Figure content listings
>> start

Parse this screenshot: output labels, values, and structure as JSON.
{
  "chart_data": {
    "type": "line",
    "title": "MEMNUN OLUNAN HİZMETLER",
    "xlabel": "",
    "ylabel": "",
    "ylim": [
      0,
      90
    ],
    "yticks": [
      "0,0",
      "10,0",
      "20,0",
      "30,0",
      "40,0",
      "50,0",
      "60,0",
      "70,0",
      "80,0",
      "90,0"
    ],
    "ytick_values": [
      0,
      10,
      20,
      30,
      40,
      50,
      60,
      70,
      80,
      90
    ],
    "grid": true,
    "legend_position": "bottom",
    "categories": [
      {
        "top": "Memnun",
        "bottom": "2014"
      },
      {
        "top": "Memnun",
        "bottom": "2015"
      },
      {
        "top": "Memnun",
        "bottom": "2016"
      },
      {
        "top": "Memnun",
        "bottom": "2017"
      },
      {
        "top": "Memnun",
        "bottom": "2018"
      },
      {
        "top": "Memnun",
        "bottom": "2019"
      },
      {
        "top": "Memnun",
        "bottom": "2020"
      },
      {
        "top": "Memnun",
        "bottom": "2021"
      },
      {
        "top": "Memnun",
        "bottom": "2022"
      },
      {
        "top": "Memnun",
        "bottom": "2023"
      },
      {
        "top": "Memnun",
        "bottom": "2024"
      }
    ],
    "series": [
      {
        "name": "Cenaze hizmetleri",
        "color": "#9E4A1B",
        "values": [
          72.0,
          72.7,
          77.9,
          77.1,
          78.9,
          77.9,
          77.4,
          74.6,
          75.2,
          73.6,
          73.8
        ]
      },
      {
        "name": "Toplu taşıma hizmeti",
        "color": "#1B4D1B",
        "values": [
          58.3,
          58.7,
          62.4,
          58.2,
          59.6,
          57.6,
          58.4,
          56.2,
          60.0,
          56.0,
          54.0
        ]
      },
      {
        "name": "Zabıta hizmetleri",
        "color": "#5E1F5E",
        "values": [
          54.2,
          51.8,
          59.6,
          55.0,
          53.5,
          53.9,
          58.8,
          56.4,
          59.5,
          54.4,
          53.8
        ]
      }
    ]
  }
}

>> end

## What is being asked
Some lines of the data above may hold the word "name"; report how many do, and nothing else.

## Output for this task
3